_TASKS FOR THIS EXERCISE:_
**a.** In the debugging guide, what level of code coverage does the CLI for Microsoft 365 require?
**b.** Transcribe the part of the debugging guide starting with "Under the configuration" and going on through "debugger is activated.".

_GIVEN PASSAGE:_
This guide will be mainly focused on how to debug the project using Visual Studio Code

Debugging a command

One of the key features of Visual Studio Code is its great debugging support. VS Code's built-in debugger helps accelerate your edit, compile, and debug loop. We can fully use this to our advantage to start debugging a CLI for Microsoft 365 command.

To start, we will define which command we want to debug. This can be achieved by navigating to .vscode/launch.json. This will look a bit like the following.

// Use IntelliSense to learn about possible attributes.
// Hover to view descriptions of existing attributes.
// For more information, visit:
"version": "0.2.0",
"configurations": [
"type": "pwa-node",
"request": "launch",
"name": "Debug CLI",
"skipFiles": [
"program": "${workspaceFolder}/dist/index.js",
// add here the name of the command to debug, eg. to debug
// 'm365 spo site get --url /', you'd use:
// "args": ["spo", "site", "get", "--url", "/"]
// after debugging, revert changes so that they won't end up in your PR
"args": []
"type": "node",
"request": "launch",
"name": "Debug Tests",
"program": "${workspaceFolder}/node_modules/mocha/bin/_mocha",
"args": [],
"skipFiles": [

Under the configuration named Debug CLI, we can define the command we want to debug in the args section. As the comments explain in the configuration Debug CLI, you will need to define the entire command, including the options, as a string array. E.g. we want to test the following command.

m365 spo group get --id 1 --webUrl ""

Translating this to the args array, it will look like this:

args: ["spo", "group", "get", "--id", "1", "--webUrl", ""]

With the args array in place, we can save the file and run the debugger. To run the debugger we can simply press the F5 button. This will start the debugger and a debug console will appear, logging the output of the command executed. Breakpoints can be set in the code and they will be hit when the debugger is activated.


If the debugger doesn't appear. You can also run it by opening the Run and Debug tab in the activity bar. Also, be sure that the debug configuration is set to Debug CLI and not to Debug Tests

Debugging tests

With the CLI for Microsoft 365 requiring a code coverage of 100%, the chance exists that you will need to troubleshoot certain tests. This can be achieved in several ways.

Using .only

One way is to run just your tests, either add .only to your test suite (eg. describe.only(commands.MY_COMMAND)) or update the glob in the .mocharc.json file, spec property to match the path to your test files, like dist/m365/spo/commands/group/**/*.spec.js. Once you're done with your unit tests, run npm test to verify that you're covering all code and branches of your command with your unit tests.

// ...

// If we want to run this test suite, we can add .only after 'describe':
describe.only(commands.GROUP_GET, () => {
// ...

_SUPPLIED INFORMATION:_
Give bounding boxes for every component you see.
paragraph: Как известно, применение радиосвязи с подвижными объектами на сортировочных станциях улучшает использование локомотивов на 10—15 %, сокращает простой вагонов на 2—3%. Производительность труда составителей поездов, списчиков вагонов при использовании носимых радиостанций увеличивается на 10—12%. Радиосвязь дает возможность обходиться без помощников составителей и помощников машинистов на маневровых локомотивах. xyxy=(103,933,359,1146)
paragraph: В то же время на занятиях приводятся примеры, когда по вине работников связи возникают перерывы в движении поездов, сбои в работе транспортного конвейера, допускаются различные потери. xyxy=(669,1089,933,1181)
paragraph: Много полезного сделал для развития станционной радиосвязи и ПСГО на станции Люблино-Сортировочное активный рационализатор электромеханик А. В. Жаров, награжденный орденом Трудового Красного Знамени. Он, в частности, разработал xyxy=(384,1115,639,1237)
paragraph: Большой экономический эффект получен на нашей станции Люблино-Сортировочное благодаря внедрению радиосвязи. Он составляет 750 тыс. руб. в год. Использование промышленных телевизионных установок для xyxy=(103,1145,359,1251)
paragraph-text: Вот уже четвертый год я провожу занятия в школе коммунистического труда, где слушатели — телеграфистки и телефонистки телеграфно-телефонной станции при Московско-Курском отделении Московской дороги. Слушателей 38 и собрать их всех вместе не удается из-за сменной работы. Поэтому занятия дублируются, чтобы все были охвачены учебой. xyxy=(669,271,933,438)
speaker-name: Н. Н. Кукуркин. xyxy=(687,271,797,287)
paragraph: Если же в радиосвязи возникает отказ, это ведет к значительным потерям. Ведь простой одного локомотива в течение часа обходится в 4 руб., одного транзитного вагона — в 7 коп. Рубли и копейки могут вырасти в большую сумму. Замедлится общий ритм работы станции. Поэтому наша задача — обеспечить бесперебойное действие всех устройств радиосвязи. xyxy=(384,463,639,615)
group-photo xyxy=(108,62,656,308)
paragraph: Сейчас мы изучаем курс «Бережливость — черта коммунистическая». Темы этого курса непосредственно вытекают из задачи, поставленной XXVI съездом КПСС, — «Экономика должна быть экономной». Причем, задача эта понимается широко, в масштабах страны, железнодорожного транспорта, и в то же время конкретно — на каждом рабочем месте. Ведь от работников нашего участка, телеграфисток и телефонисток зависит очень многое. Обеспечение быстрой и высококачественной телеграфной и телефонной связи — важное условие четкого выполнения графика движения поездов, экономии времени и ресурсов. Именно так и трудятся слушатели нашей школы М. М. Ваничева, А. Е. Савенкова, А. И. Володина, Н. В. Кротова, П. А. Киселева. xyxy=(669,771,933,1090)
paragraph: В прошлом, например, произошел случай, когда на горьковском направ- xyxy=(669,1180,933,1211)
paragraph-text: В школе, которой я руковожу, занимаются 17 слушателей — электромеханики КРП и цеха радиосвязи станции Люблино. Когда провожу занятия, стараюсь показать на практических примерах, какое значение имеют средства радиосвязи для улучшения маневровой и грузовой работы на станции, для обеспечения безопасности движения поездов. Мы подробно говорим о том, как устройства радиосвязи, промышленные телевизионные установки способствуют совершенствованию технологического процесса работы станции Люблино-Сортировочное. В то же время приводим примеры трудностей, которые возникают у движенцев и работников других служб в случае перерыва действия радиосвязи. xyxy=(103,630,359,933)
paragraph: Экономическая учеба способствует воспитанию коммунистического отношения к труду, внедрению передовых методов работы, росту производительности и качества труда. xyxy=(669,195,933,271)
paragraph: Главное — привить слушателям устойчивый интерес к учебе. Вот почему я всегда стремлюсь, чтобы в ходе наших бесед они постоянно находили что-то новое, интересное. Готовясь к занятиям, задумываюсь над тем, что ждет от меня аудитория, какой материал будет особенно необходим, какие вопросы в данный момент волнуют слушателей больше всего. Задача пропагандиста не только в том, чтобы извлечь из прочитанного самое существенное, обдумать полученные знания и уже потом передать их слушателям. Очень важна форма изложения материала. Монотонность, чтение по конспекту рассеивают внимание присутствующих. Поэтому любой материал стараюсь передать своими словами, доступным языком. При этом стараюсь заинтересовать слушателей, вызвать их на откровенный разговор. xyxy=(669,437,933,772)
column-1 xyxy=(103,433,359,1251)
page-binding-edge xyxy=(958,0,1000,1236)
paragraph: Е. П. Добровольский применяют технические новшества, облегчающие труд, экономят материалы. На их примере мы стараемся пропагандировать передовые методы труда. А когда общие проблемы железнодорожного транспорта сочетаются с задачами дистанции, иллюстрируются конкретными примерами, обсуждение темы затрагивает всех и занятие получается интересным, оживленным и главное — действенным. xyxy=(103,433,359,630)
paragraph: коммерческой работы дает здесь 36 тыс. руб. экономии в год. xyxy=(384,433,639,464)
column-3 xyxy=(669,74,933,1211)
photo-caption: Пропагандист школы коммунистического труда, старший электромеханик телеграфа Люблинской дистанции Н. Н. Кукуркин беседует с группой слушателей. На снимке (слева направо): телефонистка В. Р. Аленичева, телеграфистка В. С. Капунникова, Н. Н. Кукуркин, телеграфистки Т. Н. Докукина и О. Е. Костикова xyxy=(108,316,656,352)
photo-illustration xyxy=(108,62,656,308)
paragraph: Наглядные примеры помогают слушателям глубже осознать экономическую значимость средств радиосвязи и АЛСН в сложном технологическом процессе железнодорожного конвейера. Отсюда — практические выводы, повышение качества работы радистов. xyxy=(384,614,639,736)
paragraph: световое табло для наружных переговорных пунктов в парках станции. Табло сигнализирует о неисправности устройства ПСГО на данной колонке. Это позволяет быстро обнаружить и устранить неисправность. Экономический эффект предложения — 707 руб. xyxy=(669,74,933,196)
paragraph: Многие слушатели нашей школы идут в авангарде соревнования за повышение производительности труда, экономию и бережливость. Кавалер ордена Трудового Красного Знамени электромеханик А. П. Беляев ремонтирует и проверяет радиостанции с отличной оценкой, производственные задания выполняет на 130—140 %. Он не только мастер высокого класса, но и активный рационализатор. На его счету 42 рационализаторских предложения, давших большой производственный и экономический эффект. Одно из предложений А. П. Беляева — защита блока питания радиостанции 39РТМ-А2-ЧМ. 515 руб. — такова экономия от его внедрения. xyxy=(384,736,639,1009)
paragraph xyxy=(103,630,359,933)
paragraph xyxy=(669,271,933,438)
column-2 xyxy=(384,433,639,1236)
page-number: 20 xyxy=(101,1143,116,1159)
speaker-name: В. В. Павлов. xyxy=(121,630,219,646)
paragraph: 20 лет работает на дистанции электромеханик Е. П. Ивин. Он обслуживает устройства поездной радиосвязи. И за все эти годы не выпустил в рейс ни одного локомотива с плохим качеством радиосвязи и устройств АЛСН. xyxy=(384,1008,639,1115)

_ANSWERS TO THE EXERCISES:_
**a.** It requires a code coverage of 100%.

**b.**
Under the configuration named Debug CLI, we can define the command we want to debug in the args section. As the comments explain in the configuration Debug CLI, you will need to define the entire command, including the options, as a string array. E.g. we want to test the following command.

m365 spo group get --id 1 --webUrl ""

Translating this to the args array, it will look like this:

args: ["spo", "group", "get", "--id", "1", "--webUrl", ""]

With the args array in place, we can save the file and run the debugger. To run the debugger we can simply press the F5 button. This will start the debugger and a debug console will appear, logging the output of the command executed. Breakpoints can be set in the code and they will be hit when the debugger is activated.